Stored data entries
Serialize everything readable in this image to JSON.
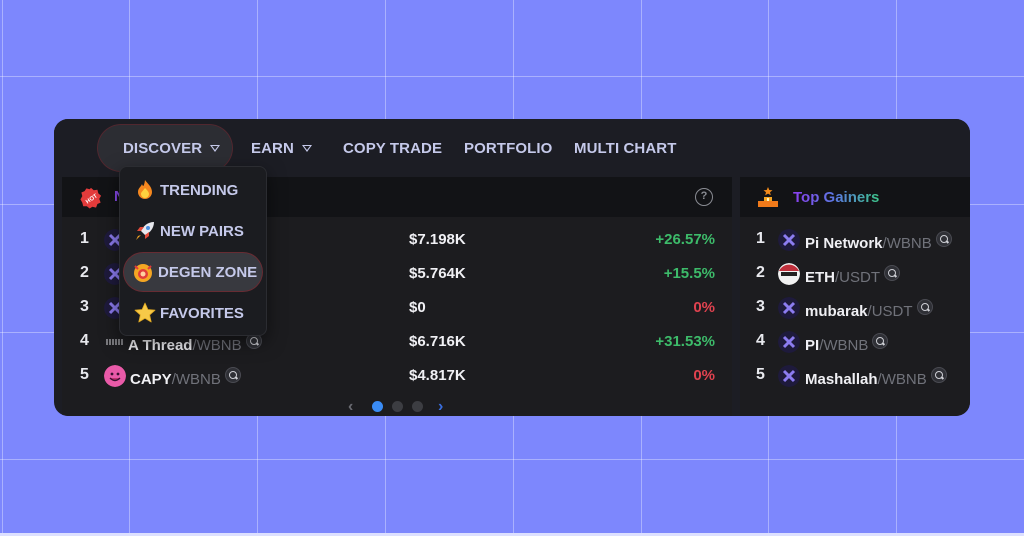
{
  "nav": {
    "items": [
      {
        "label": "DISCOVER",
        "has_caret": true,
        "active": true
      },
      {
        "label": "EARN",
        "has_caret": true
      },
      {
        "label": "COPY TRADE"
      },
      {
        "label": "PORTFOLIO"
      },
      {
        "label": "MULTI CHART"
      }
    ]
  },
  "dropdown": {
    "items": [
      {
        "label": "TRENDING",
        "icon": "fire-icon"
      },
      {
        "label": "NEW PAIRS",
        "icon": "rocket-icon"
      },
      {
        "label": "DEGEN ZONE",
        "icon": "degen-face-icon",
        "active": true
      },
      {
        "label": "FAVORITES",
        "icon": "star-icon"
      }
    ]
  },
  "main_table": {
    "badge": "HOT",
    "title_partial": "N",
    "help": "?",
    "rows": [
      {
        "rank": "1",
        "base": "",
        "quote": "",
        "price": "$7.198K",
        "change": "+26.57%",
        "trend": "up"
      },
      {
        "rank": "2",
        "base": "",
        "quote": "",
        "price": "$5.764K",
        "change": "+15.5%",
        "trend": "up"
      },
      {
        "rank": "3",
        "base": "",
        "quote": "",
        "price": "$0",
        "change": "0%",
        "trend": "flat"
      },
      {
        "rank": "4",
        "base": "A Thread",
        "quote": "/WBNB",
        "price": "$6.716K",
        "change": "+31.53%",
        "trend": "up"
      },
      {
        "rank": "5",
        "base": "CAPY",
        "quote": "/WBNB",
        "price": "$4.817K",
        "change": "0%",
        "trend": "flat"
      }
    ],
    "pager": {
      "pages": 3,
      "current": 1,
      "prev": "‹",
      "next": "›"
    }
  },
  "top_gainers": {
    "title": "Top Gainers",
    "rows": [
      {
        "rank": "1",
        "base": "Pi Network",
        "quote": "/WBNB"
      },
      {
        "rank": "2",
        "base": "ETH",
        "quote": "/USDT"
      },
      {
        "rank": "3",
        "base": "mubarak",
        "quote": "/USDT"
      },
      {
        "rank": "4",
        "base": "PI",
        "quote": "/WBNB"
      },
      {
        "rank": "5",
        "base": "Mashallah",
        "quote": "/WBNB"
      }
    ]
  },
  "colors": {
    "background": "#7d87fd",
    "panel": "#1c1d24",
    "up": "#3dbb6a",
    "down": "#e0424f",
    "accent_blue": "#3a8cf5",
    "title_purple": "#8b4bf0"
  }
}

---

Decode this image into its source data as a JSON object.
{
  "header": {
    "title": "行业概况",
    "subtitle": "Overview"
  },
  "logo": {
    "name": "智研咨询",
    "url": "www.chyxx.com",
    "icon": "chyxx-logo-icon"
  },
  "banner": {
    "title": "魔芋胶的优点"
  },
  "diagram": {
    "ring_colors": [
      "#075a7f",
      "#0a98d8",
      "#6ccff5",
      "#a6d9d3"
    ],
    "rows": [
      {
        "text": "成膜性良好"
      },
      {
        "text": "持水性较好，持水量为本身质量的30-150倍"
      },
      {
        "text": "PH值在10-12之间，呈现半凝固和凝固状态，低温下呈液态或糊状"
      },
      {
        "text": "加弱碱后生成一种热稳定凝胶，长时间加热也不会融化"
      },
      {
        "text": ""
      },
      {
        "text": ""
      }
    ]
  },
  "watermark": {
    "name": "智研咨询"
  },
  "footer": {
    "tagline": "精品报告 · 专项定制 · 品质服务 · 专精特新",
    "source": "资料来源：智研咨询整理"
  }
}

• _SET EXERCISE_:
State the count of lines in the data holding the word "base", adding nothing to it.

• _ANSWER_:
10